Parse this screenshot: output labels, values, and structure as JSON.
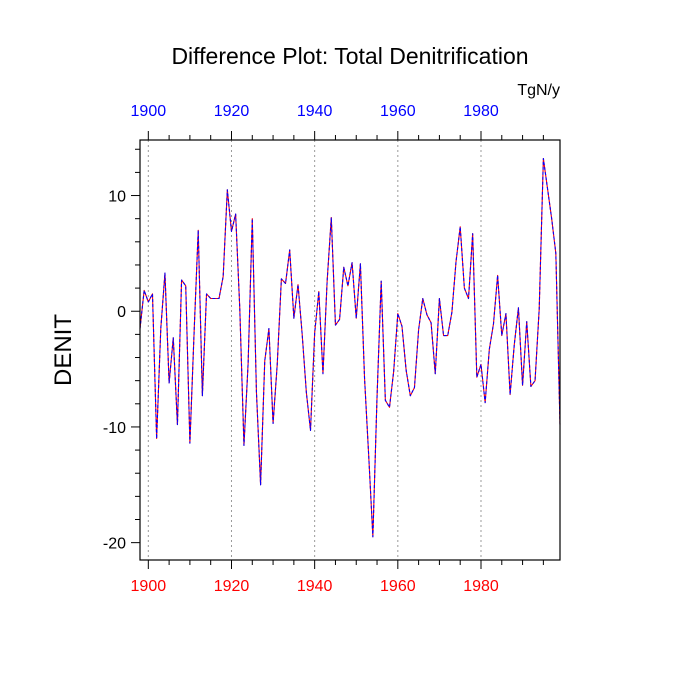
{
  "chart_data": {
    "type": "line",
    "title": "Difference Plot: Total Denitrification",
    "units": "TgN/y",
    "ylabel": "DENIT",
    "xlabel": "",
    "xlim": [
      1898,
      1999
    ],
    "ylim": [
      -21.5,
      14.8
    ],
    "x_ticks": [
      1900,
      1920,
      1940,
      1960,
      1980
    ],
    "y_ticks": [
      10,
      0,
      -10,
      -20
    ],
    "y_tick_labels": [
      "10",
      "0",
      "-10",
      "-20"
    ],
    "x_tick_labels_bottom": [
      "1900",
      "1920",
      "1940",
      "1960",
      "1980"
    ],
    "x_tick_labels_top": [
      "1900",
      "1920",
      "1940",
      "1960",
      "1980"
    ],
    "grid": "vertical dotted at major x ticks",
    "colors": {
      "bottom_axis_labels": "#ff0000",
      "top_axis_labels": "#0000ff",
      "series_a": "#ff0000",
      "series_b": "#0000ff",
      "axes": "#000000",
      "grid": "#9a9a9a"
    },
    "series": [
      {
        "name": "DENIT difference",
        "style": "dashed red/blue",
        "x": [
          1898,
          1899,
          1900,
          1901,
          1902,
          1903,
          1904,
          1905,
          1906,
          1907,
          1908,
          1909,
          1910,
          1911,
          1912,
          1913,
          1914,
          1915,
          1916,
          1917,
          1918,
          1919,
          1920,
          1921,
          1922,
          1923,
          1924,
          1925,
          1926,
          1927,
          1928,
          1929,
          1930,
          1931,
          1932,
          1933,
          1934,
          1935,
          1936,
          1937,
          1938,
          1939,
          1940,
          1941,
          1942,
          1943,
          1944,
          1945,
          1946,
          1947,
          1948,
          1949,
          1950,
          1951,
          1952,
          1953,
          1954,
          1955,
          1956,
          1957,
          1958,
          1959,
          1960,
          1961,
          1962,
          1963,
          1964,
          1965,
          1966,
          1967,
          1968,
          1969,
          1970,
          1971,
          1972,
          1973,
          1974,
          1975,
          1976,
          1977,
          1978,
          1979,
          1980,
          1981,
          1982,
          1983,
          1984,
          1985,
          1986,
          1987,
          1988,
          1989,
          1990,
          1991,
          1992,
          1993,
          1994,
          1995,
          1996,
          1997,
          1998,
          1999
        ],
        "y": [
          -1.5,
          1.8,
          0.8,
          1.5,
          -11.0,
          -1.5,
          3.3,
          -6.2,
          -2.3,
          -9.8,
          2.7,
          2.2,
          -11.4,
          -1.9,
          7.0,
          -7.3,
          1.5,
          1.1,
          1.1,
          1.1,
          3.0,
          10.5,
          6.9,
          8.4,
          0.2,
          -11.6,
          -4.5,
          8.0,
          -7.0,
          -15.0,
          -4.3,
          -1.5,
          -9.7,
          -4.6,
          2.8,
          2.4,
          5.3,
          -0.6,
          2.3,
          -2.0,
          -7.0,
          -10.3,
          -1.9,
          1.7,
          -5.4,
          2.6,
          8.1,
          -1.2,
          -0.7,
          3.8,
          2.2,
          4.2,
          -0.6,
          4.1,
          -5.8,
          -12.5,
          -19.5,
          -7.4,
          2.6,
          -7.7,
          -8.3,
          -5.2,
          -0.2,
          -1.3,
          -5.1,
          -7.3,
          -6.6,
          -1.6,
          1.1,
          -0.3,
          -1.0,
          -5.4,
          1.1,
          -2.1,
          -2.1,
          -0.1,
          4.3,
          7.3,
          2.0,
          1.1,
          6.7,
          -5.7,
          -4.6,
          -7.9,
          -3.3,
          -1.1,
          3.1,
          -2.1,
          -0.2,
          -7.2,
          -2.9,
          0.3,
          -6.4,
          -0.9,
          -6.5,
          -6.0,
          0.2,
          13.2,
          10.6,
          8.0,
          5.0,
          -9.8
        ]
      }
    ]
  }
}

__Request__. Copy each line in full and exactly, omitting any picture.

__Output below__.
Parse this screenshot: output labels, values, and structure as JSON.
{
  "chart_data": {
    "type": "line",
    "title": "Difference Plot: Total Denitrification",
    "units": "TgN/y",
    "ylabel": "DENIT",
    "xlabel": "",
    "xlim": [
      1898,
      1999
    ],
    "ylim": [
      -21.5,
      14.8
    ],
    "x_ticks": [
      1900,
      1920,
      1940,
      1960,
      1980
    ],
    "y_ticks": [
      10,
      0,
      -10,
      -20
    ],
    "y_tick_labels": [
      "10",
      "0",
      "-10",
      "-20"
    ],
    "x_tick_labels_bottom": [
      "1900",
      "1920",
      "1940",
      "1960",
      "1980"
    ],
    "x_tick_labels_top": [
      "1900",
      "1920",
      "1940",
      "1960",
      "1980"
    ],
    "grid": "vertical dotted at major x ticks",
    "colors": {
      "bottom_axis_labels": "#ff0000",
      "top_axis_labels": "#0000ff",
      "series_a": "#ff0000",
      "series_b": "#0000ff",
      "axes": "#000000",
      "grid": "#9a9a9a"
    },
    "series": [
      {
        "name": "DENIT difference",
        "style": "dashed red/blue",
        "x": [
          1898,
          1899,
          1900,
          1901,
          1902,
          1903,
          1904,
          1905,
          1906,
          1907,
          1908,
          1909,
          1910,
          1911,
          1912,
          1913,
          1914,
          1915,
          1916,
          1917,
          1918,
          1919,
          1920,
          1921,
          1922,
          1923,
          1924,
          1925,
          1926,
          1927,
          1928,
          1929,
          1930,
          1931,
          1932,
          1933,
          1934,
          1935,
          1936,
          1937,
          1938,
          1939,
          1940,
          1941,
          1942,
          1943,
          1944,
          1945,
          1946,
          1947,
          1948,
          1949,
          1950,
          1951,
          1952,
          1953,
          1954,
          1955,
          1956,
          1957,
          1958,
          1959,
          1960,
          1961,
          1962,
          1963,
          1964,
          1965,
          1966,
          1967,
          1968,
          1969,
          1970,
          1971,
          1972,
          1973,
          1974,
          1975,
          1976,
          1977,
          1978,
          1979,
          1980,
          1981,
          1982,
          1983,
          1984,
          1985,
          1986,
          1987,
          1988,
          1989,
          1990,
          1991,
          1992,
          1993,
          1994,
          1995,
          1996,
          1997,
          1998,
          1999
        ],
        "y": [
          -1.5,
          1.8,
          0.8,
          1.5,
          -11.0,
          -1.5,
          3.3,
          -6.2,
          -2.3,
          -9.8,
          2.7,
          2.2,
          -11.4,
          -1.9,
          7.0,
          -7.3,
          1.5,
          1.1,
          1.1,
          1.1,
          3.0,
          10.5,
          6.9,
          8.4,
          0.2,
          -11.6,
          -4.5,
          8.0,
          -7.0,
          -15.0,
          -4.3,
          -1.5,
          -9.7,
          -4.6,
          2.8,
          2.4,
          5.3,
          -0.6,
          2.3,
          -2.0,
          -7.0,
          -10.3,
          -1.9,
          1.7,
          -5.4,
          2.6,
          8.1,
          -1.2,
          -0.7,
          3.8,
          2.2,
          4.2,
          -0.6,
          4.1,
          -5.8,
          -12.5,
          -19.5,
          -7.4,
          2.6,
          -7.7,
          -8.3,
          -5.2,
          -0.2,
          -1.3,
          -5.1,
          -7.3,
          -6.6,
          -1.6,
          1.1,
          -0.3,
          -1.0,
          -5.4,
          1.1,
          -2.1,
          -2.1,
          -0.1,
          4.3,
          7.3,
          2.0,
          1.1,
          6.7,
          -5.7,
          -4.6,
          -7.9,
          -3.3,
          -1.1,
          3.1,
          -2.1,
          -0.2,
          -7.2,
          -2.9,
          0.3,
          -6.4,
          -0.9,
          -6.5,
          -6.0,
          0.2,
          13.2,
          10.6,
          8.0,
          5.0,
          -9.8
        ]
      }
    ]
  }
}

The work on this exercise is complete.